--- START Data shown ---
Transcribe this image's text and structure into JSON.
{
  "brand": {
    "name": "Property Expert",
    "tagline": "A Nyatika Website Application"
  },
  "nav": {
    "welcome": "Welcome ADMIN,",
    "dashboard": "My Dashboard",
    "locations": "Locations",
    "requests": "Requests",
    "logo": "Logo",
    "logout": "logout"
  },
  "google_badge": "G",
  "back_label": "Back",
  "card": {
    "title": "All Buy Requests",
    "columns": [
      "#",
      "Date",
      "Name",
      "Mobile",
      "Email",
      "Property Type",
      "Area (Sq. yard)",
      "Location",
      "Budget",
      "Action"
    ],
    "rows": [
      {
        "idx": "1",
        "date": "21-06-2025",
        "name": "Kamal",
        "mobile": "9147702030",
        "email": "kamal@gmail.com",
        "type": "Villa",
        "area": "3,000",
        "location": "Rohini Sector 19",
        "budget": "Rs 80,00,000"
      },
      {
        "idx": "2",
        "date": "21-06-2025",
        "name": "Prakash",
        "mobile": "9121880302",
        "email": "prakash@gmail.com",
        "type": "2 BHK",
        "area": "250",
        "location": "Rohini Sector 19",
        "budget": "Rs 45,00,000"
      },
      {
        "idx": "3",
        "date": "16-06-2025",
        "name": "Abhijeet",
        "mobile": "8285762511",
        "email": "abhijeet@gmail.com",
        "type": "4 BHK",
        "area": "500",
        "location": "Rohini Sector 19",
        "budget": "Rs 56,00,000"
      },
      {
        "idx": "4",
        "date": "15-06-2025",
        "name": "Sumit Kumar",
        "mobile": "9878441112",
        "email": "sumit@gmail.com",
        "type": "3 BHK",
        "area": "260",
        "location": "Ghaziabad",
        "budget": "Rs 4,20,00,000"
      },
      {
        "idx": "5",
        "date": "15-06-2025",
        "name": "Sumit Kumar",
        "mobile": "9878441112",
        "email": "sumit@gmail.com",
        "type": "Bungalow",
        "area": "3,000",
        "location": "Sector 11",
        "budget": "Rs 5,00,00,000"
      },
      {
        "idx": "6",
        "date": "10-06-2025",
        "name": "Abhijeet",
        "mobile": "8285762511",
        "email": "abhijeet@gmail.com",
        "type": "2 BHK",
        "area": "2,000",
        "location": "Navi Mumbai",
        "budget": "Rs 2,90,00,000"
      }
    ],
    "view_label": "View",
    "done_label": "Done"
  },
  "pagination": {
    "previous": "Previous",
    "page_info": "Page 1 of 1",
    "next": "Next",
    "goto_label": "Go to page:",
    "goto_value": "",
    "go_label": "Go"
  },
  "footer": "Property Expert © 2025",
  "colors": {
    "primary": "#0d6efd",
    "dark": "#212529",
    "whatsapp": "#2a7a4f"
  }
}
--- END Data shown ---
▶ _Stated exercise_
Go back to the listing above and please repeat it exactly.

▶ _Finished answer_
Transcribe this image's text and structure into JSON.
{
  "brand": {
    "name": "Property Expert",
    "tagline": "A Nyatika Website Application"
  },
  "nav": {
    "welcome": "Welcome ADMIN,",
    "dashboard": "My Dashboard",
    "locations": "Locations",
    "requests": "Requests",
    "logo": "Logo",
    "logout": "logout"
  },
  "google_badge": "G",
  "back_label": "Back",
  "card": {
    "title": "All Buy Requests",
    "columns": [
      "#",
      "Date",
      "Name",
      "Mobile",
      "Email",
      "Property Type",
      "Area (Sq. yard)",
      "Location",
      "Budget",
      "Action"
    ],
    "rows": [
      {
        "idx": "1",
        "date": "21-06-2025",
        "name": "Kamal",
        "mobile": "9147702030",
        "email": "kamal@gmail.com",
        "type": "Villa",
        "area": "3,000",
        "location": "Rohini Sector 19",
        "budget": "Rs 80,00,000"
      },
      {
        "idx": "2",
        "date": "21-06-2025",
        "name": "Prakash",
        "mobile": "9121880302",
        "email": "prakash@gmail.com",
        "type": "2 BHK",
        "area": "250",
        "location": "Rohini Sector 19",
        "budget": "Rs 45,00,000"
      },
      {
        "idx": "3",
        "date": "16-06-2025",
        "name": "Abhijeet",
        "mobile": "8285762511",
        "email": "abhijeet@gmail.com",
        "type": "4 BHK",
        "area": "500",
        "location": "Rohini Sector 19",
        "budget": "Rs 56,00,000"
      },
      {
        "idx": "4",
        "date": "15-06-2025",
        "name": "Sumit Kumar",
        "mobile": "9878441112",
        "email": "sumit@gmail.com",
        "type": "3 BHK",
        "area": "260",
        "location": "Ghaziabad",
        "budget": "Rs 4,20,00,000"
      },
      {
        "idx": "5",
        "date": "15-06-2025",
        "name": "Sumit Kumar",
        "mobile": "9878441112",
        "email": "sumit@gmail.com",
        "type": "Bungalow",
        "area": "3,000",
        "location": "Sector 11",
        "budget": "Rs 5,00,00,000"
      },
      {
        "idx": "6",
        "date": "10-06-2025",
        "name": "Abhijeet",
        "mobile": "8285762511",
        "email": "abhijeet@gmail.com",
        "type": "2 BHK",
        "area": "2,000",
        "location": "Navi Mumbai",
        "budget": "Rs 2,90,00,000"
      }
    ],
    "view_label": "View",
    "done_label": "Done"
  },
  "pagination": {
    "previous": "Previous",
    "page_info": "Page 1 of 1",
    "next": "Next",
    "goto_label": "Go to page:",
    "goto_value": "",
    "go_label": "Go"
  },
  "footer": "Property Expert © 2025",
  "colors": {
    "primary": "#0d6efd",
    "dark": "#212529",
    "whatsapp": "#2a7a4f"
  }
}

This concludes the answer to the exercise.